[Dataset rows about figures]
= = = =

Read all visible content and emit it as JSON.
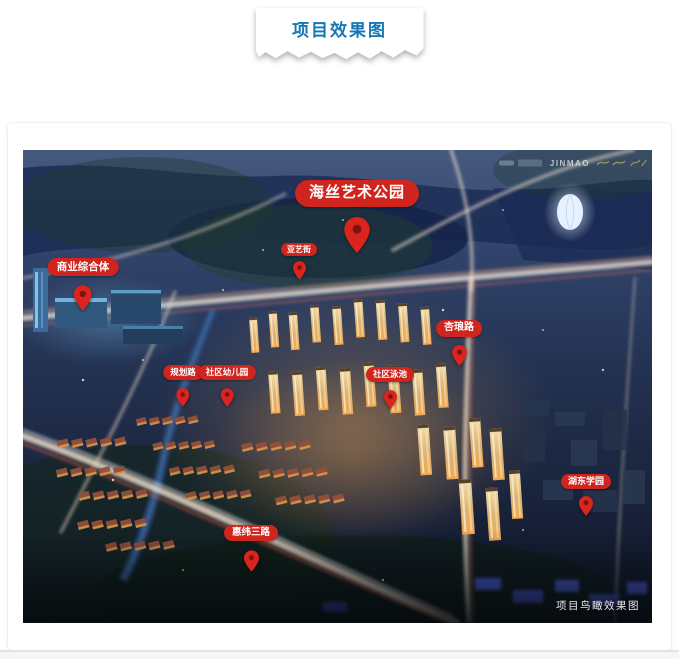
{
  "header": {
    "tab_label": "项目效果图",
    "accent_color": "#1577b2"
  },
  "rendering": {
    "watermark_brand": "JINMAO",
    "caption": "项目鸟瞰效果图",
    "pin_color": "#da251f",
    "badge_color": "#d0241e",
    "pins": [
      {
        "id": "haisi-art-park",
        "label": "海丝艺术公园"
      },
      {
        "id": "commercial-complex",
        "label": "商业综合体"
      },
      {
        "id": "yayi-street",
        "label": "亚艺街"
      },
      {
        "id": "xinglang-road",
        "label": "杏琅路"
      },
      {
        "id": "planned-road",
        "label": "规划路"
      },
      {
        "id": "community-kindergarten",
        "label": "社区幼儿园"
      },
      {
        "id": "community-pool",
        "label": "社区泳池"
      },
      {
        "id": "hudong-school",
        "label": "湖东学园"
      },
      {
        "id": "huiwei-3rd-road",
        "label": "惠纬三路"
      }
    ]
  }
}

= = = =

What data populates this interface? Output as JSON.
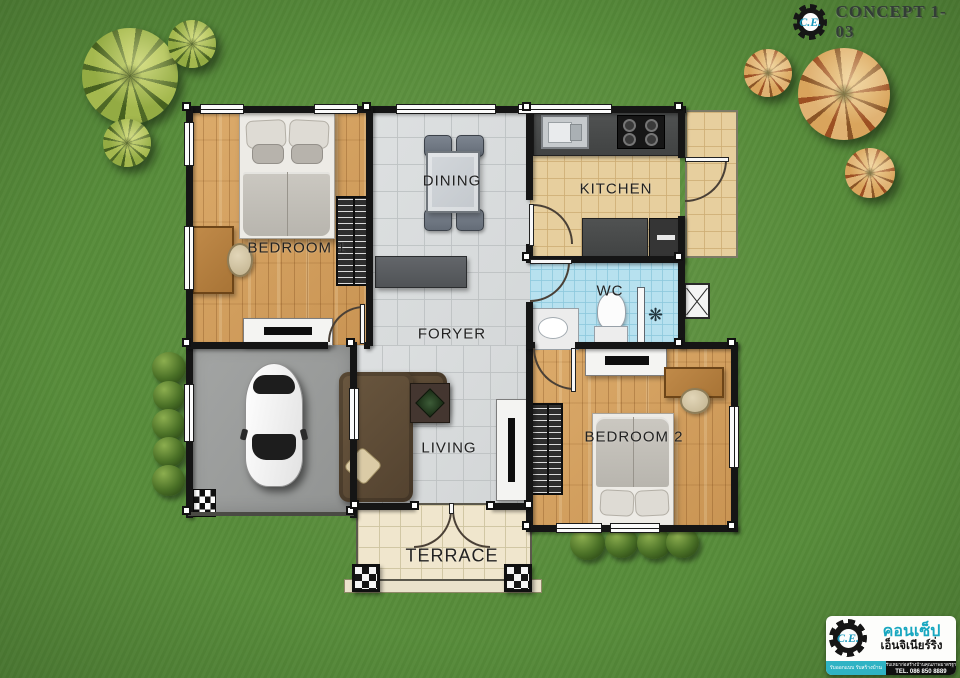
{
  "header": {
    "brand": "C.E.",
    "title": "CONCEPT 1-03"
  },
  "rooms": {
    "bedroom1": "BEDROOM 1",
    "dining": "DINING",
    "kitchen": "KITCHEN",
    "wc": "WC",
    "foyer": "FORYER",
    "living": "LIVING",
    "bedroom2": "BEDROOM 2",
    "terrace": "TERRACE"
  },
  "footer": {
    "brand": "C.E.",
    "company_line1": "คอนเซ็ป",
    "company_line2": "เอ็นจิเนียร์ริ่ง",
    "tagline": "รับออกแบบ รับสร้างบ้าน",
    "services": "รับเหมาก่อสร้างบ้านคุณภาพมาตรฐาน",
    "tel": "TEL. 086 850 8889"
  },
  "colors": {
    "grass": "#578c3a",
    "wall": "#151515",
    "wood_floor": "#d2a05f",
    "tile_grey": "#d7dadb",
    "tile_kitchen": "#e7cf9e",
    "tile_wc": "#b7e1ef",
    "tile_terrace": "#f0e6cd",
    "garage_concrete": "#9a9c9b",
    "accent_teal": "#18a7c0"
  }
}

= = = =

WHAT THE TASK ASKS -
Look through the entries and find each line that has the string "community". Copy those lines.

ANSWER TO THIS PROBLEM -
        "id": "community-kindergarten",
        "id": "community-pool",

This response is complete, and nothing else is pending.